▶ _Extracted data entries_:
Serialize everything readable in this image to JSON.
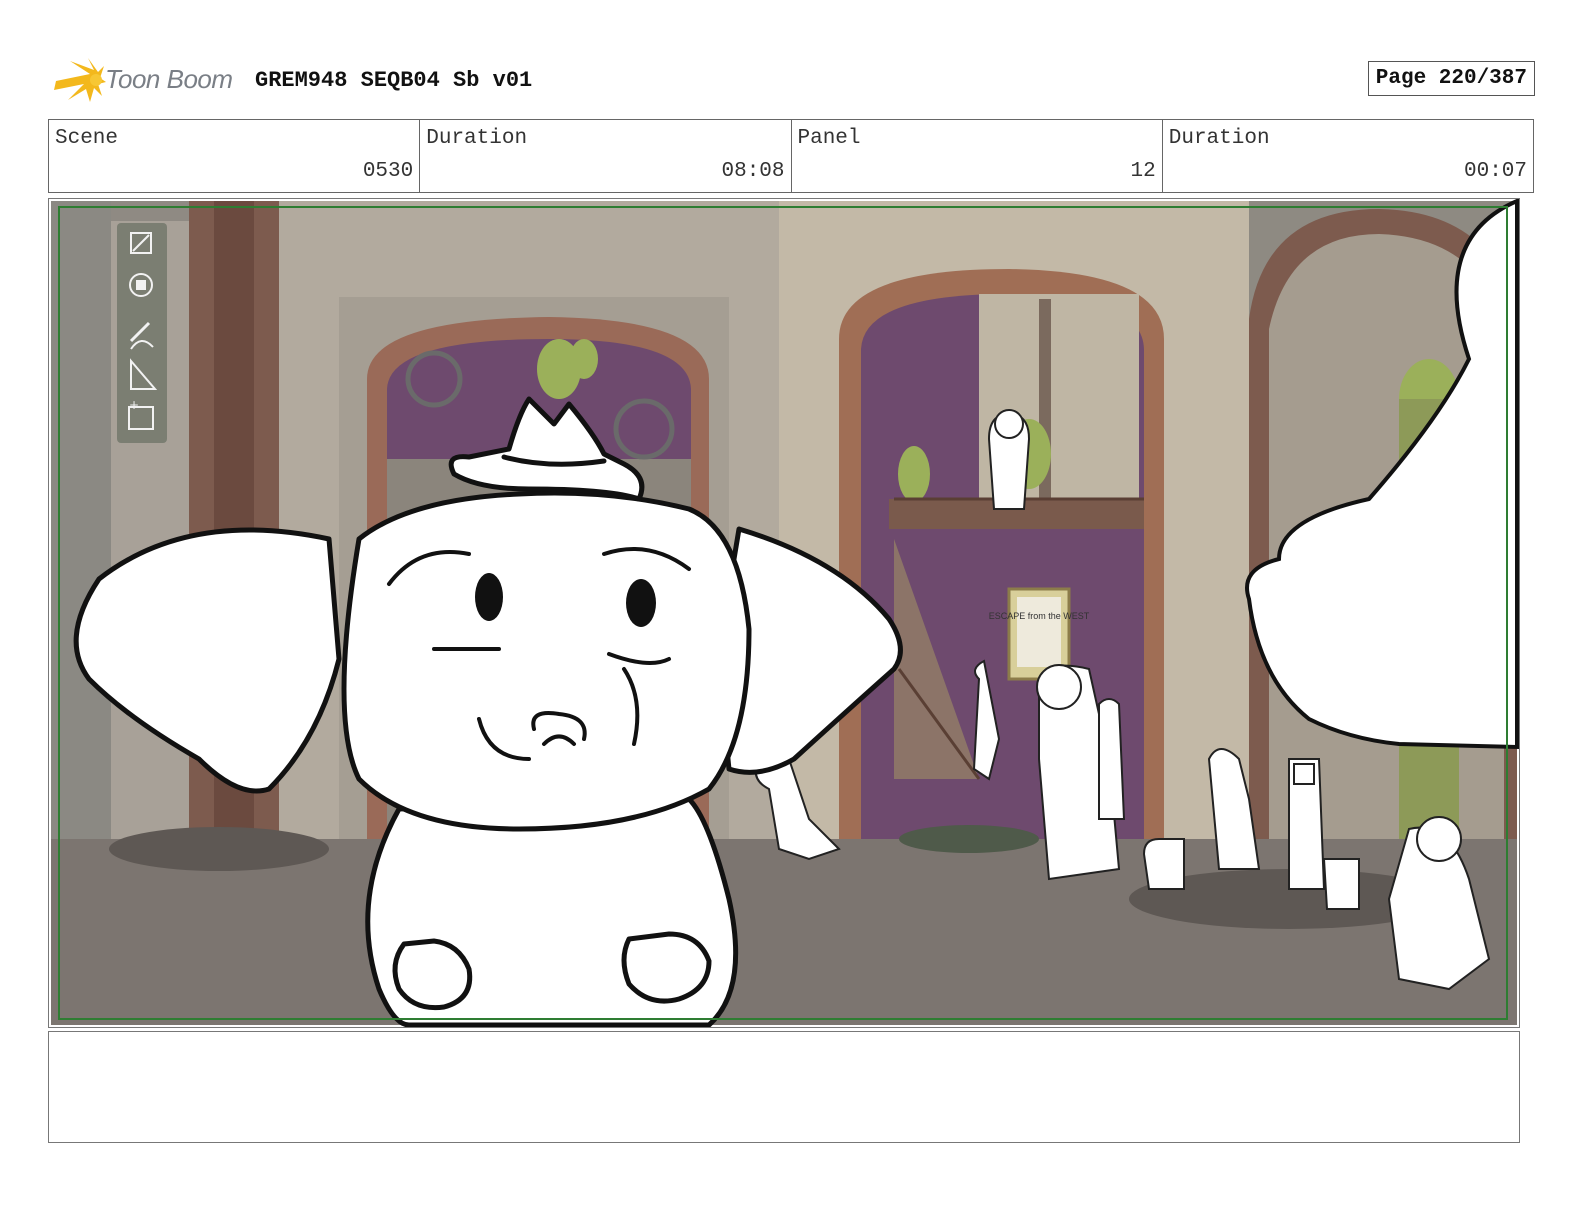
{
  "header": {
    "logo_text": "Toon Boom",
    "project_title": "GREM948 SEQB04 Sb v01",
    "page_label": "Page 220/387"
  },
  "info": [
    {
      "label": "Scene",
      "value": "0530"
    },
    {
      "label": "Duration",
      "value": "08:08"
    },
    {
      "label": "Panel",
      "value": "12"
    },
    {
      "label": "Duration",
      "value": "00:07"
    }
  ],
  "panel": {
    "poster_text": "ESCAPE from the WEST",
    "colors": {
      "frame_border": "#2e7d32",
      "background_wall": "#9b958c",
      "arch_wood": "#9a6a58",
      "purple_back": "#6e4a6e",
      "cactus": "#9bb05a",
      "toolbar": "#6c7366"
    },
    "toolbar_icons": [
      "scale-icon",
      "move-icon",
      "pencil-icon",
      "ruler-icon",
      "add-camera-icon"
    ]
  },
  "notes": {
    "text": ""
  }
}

▶ _Required task_:
Repeat the listing above exactly, with no pictures.

▶ _Correct answer_:
Serialize everything readable in this image to JSON.
{
  "header": {
    "logo_text": "Toon Boom",
    "project_title": "GREM948 SEQB04 Sb v01",
    "page_label": "Page 220/387"
  },
  "info": [
    {
      "label": "Scene",
      "value": "0530"
    },
    {
      "label": "Duration",
      "value": "08:08"
    },
    {
      "label": "Panel",
      "value": "12"
    },
    {
      "label": "Duration",
      "value": "00:07"
    }
  ],
  "panel": {
    "poster_text": "ESCAPE from the WEST",
    "colors": {
      "frame_border": "#2e7d32",
      "background_wall": "#9b958c",
      "arch_wood": "#9a6a58",
      "purple_back": "#6e4a6e",
      "cactus": "#9bb05a",
      "toolbar": "#6c7366"
    },
    "toolbar_icons": [
      "scale-icon",
      "move-icon",
      "pencil-icon",
      "ruler-icon",
      "add-camera-icon"
    ]
  },
  "notes": {
    "text": ""
  }
}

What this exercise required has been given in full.